* [Recorded data]:

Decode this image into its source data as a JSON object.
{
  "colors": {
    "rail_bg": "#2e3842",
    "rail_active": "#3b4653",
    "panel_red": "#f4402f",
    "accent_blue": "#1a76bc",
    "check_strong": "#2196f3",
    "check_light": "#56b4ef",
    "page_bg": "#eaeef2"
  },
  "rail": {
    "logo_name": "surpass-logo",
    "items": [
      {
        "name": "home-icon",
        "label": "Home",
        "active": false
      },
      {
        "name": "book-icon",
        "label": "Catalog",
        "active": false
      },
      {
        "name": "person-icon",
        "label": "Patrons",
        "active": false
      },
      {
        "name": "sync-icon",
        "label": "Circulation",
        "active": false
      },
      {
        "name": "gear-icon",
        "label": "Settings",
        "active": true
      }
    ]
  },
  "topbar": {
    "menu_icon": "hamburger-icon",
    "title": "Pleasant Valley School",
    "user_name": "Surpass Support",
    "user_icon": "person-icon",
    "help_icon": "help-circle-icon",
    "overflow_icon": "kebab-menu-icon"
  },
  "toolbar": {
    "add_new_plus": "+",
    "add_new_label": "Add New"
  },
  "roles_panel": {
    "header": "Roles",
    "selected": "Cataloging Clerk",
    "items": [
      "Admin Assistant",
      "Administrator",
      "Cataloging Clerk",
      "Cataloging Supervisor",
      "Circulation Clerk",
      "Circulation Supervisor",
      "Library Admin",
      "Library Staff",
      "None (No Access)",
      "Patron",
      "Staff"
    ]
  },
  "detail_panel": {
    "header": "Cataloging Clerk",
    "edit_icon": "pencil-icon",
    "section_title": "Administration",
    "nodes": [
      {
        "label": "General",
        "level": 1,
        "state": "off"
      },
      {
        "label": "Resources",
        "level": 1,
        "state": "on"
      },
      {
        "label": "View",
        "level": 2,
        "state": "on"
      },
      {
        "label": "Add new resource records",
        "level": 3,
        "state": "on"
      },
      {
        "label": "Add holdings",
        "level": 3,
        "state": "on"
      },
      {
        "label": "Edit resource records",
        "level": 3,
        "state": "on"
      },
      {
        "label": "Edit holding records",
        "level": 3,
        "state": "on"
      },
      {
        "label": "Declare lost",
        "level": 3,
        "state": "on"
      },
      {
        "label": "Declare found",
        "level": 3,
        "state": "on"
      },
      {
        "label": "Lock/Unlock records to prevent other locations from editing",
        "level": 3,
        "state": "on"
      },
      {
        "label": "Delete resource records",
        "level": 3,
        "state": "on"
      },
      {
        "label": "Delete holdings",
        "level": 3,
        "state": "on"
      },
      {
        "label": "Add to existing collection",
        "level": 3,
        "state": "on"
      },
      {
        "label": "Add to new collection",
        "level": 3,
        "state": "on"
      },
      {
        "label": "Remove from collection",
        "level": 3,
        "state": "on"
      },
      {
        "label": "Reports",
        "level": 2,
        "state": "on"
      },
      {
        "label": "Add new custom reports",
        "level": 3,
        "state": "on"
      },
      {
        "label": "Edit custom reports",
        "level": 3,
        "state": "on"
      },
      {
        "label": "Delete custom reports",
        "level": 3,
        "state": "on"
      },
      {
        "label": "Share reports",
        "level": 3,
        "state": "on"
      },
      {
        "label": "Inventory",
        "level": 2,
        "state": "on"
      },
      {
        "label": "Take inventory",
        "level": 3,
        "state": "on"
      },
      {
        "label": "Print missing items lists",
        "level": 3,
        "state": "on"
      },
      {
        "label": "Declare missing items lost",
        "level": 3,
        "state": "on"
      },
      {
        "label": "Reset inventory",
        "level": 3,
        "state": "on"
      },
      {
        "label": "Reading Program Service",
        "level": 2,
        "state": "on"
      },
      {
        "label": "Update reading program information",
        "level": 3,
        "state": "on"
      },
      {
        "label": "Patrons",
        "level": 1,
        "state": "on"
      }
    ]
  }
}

* [TO BE DONE]: Go through the data and gather every line that holds "Delete".

* [SOLVED PROBLEM]:
        "label": "Delete resource records",
        "label": "Delete holdings",
        "label": "Delete custom reports",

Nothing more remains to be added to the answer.